>> BEGIN
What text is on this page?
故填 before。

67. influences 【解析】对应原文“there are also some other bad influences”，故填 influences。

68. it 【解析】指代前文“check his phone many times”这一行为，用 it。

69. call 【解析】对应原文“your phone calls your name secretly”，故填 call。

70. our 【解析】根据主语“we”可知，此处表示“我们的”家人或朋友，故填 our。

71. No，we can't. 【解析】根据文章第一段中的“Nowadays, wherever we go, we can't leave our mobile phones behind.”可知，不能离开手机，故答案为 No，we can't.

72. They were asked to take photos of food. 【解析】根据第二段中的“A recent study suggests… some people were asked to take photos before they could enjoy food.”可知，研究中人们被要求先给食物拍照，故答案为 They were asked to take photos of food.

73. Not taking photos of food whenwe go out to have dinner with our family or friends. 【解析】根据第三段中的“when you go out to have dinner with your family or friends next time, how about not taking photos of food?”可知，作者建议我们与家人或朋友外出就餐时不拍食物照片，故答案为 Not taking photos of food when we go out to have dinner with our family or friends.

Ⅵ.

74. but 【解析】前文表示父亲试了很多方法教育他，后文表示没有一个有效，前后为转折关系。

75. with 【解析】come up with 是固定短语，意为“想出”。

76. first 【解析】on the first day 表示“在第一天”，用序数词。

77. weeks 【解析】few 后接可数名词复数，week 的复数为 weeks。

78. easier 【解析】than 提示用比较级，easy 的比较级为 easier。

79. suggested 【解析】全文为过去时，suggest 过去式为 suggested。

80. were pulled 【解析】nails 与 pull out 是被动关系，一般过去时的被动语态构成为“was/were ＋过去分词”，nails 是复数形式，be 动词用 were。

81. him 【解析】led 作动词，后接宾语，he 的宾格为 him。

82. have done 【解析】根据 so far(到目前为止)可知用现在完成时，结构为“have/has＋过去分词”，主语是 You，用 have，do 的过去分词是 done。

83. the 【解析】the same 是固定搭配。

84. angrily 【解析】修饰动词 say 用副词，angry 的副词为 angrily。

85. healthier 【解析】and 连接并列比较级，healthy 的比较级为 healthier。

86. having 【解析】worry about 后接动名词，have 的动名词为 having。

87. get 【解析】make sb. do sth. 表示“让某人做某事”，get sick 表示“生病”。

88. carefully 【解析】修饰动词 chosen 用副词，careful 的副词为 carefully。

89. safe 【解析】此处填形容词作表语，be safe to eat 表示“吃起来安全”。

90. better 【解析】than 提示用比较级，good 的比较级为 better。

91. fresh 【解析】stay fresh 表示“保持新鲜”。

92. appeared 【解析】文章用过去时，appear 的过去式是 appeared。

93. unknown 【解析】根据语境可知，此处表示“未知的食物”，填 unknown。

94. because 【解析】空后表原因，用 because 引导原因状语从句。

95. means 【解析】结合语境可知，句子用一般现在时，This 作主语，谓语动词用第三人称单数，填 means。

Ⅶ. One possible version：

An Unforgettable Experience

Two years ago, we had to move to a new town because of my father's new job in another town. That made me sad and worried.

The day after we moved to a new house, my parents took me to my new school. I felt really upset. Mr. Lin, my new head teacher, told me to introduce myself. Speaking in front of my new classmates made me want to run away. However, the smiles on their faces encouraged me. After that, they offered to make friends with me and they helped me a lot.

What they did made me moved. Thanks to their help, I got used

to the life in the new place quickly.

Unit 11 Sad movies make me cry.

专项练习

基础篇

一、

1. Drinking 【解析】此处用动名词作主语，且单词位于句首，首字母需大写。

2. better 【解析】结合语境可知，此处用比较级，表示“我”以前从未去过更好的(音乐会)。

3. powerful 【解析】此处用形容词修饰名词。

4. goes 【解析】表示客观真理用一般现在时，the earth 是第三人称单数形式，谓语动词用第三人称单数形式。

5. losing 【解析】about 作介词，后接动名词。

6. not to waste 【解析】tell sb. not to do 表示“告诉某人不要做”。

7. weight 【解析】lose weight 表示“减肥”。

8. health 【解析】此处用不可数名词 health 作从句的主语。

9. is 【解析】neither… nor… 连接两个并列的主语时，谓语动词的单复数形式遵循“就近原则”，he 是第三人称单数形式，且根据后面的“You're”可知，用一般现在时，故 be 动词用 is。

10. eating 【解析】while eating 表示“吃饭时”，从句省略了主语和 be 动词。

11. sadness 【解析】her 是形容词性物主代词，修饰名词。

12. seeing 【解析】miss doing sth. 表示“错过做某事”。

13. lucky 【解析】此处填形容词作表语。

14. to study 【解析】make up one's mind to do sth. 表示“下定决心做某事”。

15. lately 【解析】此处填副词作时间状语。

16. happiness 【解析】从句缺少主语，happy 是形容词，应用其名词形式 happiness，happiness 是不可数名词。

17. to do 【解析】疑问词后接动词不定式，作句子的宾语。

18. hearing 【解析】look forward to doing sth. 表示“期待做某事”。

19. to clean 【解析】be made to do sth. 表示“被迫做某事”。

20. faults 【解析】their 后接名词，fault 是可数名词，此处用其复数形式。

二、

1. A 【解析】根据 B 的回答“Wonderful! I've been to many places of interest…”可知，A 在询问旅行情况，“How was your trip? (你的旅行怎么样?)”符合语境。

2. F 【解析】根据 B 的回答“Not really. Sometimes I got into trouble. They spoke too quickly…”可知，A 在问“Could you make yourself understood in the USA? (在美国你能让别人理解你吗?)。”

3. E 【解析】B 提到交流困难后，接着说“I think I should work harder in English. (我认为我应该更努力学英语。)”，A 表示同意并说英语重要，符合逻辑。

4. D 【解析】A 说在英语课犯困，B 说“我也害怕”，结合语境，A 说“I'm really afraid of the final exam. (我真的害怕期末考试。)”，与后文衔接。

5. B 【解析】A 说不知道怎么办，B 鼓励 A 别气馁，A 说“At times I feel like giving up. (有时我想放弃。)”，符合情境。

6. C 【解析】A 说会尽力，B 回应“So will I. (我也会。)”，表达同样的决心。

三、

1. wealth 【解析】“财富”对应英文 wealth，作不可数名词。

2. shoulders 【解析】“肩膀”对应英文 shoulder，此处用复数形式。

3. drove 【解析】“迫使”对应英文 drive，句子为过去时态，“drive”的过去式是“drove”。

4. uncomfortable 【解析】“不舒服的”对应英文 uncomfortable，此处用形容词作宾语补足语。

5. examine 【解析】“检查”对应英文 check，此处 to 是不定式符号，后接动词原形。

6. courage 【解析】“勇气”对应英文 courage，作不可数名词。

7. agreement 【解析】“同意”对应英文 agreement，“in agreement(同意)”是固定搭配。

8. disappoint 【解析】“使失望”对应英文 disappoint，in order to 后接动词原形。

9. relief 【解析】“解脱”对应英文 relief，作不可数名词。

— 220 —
>> END
→ **Challenge**: Report how many lines hold the string "后接动名词", giving the number and nothing else.

→ **Response to the exercise**: 2